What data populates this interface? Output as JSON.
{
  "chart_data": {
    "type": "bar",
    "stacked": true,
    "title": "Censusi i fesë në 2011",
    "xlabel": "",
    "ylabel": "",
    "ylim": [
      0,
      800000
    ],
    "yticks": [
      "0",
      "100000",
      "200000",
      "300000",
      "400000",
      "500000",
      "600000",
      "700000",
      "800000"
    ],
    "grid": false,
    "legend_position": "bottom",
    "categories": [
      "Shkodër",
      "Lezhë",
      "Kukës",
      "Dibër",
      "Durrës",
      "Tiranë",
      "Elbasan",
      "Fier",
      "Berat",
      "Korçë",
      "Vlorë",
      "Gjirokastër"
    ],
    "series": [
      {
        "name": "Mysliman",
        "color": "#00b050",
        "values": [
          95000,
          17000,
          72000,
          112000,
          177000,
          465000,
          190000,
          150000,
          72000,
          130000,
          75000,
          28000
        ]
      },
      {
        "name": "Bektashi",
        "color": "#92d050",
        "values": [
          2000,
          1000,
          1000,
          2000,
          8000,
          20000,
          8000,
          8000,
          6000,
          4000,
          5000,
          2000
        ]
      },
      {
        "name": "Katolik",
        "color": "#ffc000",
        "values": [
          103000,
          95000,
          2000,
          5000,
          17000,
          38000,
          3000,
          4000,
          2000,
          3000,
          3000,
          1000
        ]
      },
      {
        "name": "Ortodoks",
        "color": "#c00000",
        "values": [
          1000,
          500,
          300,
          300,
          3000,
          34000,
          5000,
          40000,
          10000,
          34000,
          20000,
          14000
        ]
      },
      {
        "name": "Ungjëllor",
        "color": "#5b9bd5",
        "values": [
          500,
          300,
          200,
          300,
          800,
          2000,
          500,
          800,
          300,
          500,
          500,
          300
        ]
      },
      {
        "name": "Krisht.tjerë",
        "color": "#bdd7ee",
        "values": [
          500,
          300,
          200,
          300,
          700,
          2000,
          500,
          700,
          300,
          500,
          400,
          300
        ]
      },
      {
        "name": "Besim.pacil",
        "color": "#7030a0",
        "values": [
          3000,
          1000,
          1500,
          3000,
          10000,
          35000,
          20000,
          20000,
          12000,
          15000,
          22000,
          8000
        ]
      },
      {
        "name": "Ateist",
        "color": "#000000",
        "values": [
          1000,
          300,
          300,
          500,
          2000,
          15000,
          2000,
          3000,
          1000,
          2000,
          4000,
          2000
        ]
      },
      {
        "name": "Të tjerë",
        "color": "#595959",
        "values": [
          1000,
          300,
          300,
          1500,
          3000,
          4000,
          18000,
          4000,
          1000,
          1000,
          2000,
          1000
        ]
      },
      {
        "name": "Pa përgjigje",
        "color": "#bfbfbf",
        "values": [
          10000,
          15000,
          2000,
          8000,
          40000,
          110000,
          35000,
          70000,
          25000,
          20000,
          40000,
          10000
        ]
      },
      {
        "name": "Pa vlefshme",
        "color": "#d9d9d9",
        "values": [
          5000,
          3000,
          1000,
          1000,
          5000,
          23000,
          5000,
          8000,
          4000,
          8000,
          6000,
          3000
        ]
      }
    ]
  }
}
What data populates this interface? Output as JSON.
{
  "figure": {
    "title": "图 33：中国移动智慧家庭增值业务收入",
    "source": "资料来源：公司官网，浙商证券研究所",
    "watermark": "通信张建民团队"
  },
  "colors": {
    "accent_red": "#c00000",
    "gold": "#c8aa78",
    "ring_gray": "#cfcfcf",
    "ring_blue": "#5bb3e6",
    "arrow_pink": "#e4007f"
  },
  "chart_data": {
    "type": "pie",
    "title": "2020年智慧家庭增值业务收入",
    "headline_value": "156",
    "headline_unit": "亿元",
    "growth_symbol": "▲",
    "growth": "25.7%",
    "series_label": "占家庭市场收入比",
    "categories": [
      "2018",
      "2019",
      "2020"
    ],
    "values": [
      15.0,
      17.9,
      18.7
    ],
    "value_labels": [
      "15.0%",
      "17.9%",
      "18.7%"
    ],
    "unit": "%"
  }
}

○ ○ ○ ○

INSTRUCTIONS TO FOLLOW
Retype the entries exactly, including every line.

RESULT OF THIS TASK
What data populates this interface? Output as JSON.
{
  "chart_data": {
    "type": "bar",
    "stacked": true,
    "title": "Censusi i fesë në 2011",
    "xlabel": "",
    "ylabel": "",
    "ylim": [
      0,
      800000
    ],
    "yticks": [
      "0",
      "100000",
      "200000",
      "300000",
      "400000",
      "500000",
      "600000",
      "700000",
      "800000"
    ],
    "grid": false,
    "legend_position": "bottom",
    "categories": [
      "Shkodër",
      "Lezhë",
      "Kukës",
      "Dibër",
      "Durrës",
      "Tiranë",
      "Elbasan",
      "Fier",
      "Berat",
      "Korçë",
      "Vlorë",
      "Gjirokastër"
    ],
    "series": [
      {
        "name": "Mysliman",
        "color": "#00b050",
        "values": [
          95000,
          17000,
          72000,
          112000,
          177000,
          465000,
          190000,
          150000,
          72000,
          130000,
          75000,
          28000
        ]
      },
      {
        "name": "Bektashi",
        "color": "#92d050",
        "values": [
          2000,
          1000,
          1000,
          2000,
          8000,
          20000,
          8000,
          8000,
          6000,
          4000,
          5000,
          2000
        ]
      },
      {
        "name": "Katolik",
        "color": "#ffc000",
        "values": [
          103000,
          95000,
          2000,
          5000,
          17000,
          38000,
          3000,
          4000,
          2000,
          3000,
          3000,
          1000
        ]
      },
      {
        "name": "Ortodoks",
        "color": "#c00000",
        "values": [
          1000,
          500,
          300,
          300,
          3000,
          34000,
          5000,
          40000,
          10000,
          34000,
          20000,
          14000
        ]
      },
      {
        "name": "Ungjëllor",
        "color": "#5b9bd5",
        "values": [
          500,
          300,
          200,
          300,
          800,
          2000,
          500,
          800,
          300,
          500,
          500,
          300
        ]
      },
      {
        "name": "Krisht.tjerë",
        "color": "#bdd7ee",
        "values": [
          500,
          300,
          200,
          300,
          700,
          2000,
          500,
          700,
          300,
          500,
          400,
          300
        ]
      },
      {
        "name": "Besim.pacil",
        "color": "#7030a0",
        "values": [
          3000,
          1000,
          1500,
          3000,
          10000,
          35000,
          20000,
          20000,
          12000,
          15000,
          22000,
          8000
        ]
      },
      {
        "name": "Ateist",
        "color": "#000000",
        "values": [
          1000,
          300,
          300,
          500,
          2000,
          15000,
          2000,
          3000,
          1000,
          2000,
          4000,
          2000
        ]
      },
      {
        "name": "Të tjerë",
        "color": "#595959",
        "values": [
          1000,
          300,
          300,
          1500,
          3000,
          4000,
          18000,
          4000,
          1000,
          1000,
          2000,
          1000
        ]
      },
      {
        "name": "Pa përgjigje",
        "color": "#bfbfbf",
        "values": [
          10000,
          15000,
          2000,
          8000,
          40000,
          110000,
          35000,
          70000,
          25000,
          20000,
          40000,
          10000
        ]
      },
      {
        "name": "Pa vlefshme",
        "color": "#d9d9d9",
        "values": [
          5000,
          3000,
          1000,
          1000,
          5000,
          23000,
          5000,
          8000,
          4000,
          8000,
          6000,
          3000
        ]
      }
    ]
  }
}
What data populates this interface? Output as JSON.
{
  "figure": {
    "title": "图 33：中国移动智慧家庭增值业务收入",
    "source": "资料来源：公司官网，浙商证券研究所",
    "watermark": "通信张建民团队"
  },
  "colors": {
    "accent_red": "#c00000",
    "gold": "#c8aa78",
    "ring_gray": "#cfcfcf",
    "ring_blue": "#5bb3e6",
    "arrow_pink": "#e4007f"
  },
  "chart_data": {
    "type": "pie",
    "title": "2020年智慧家庭增值业务收入",
    "headline_value": "156",
    "headline_unit": "亿元",
    "growth_symbol": "▲",
    "growth": "25.7%",
    "series_label": "占家庭市场收入比",
    "categories": [
      "2018",
      "2019",
      "2020"
    ],
    "values": [
      15.0,
      17.9,
      18.7
    ],
    "value_labels": [
      "15.0%",
      "17.9%",
      "18.7%"
    ],
    "unit": "%"
  }
}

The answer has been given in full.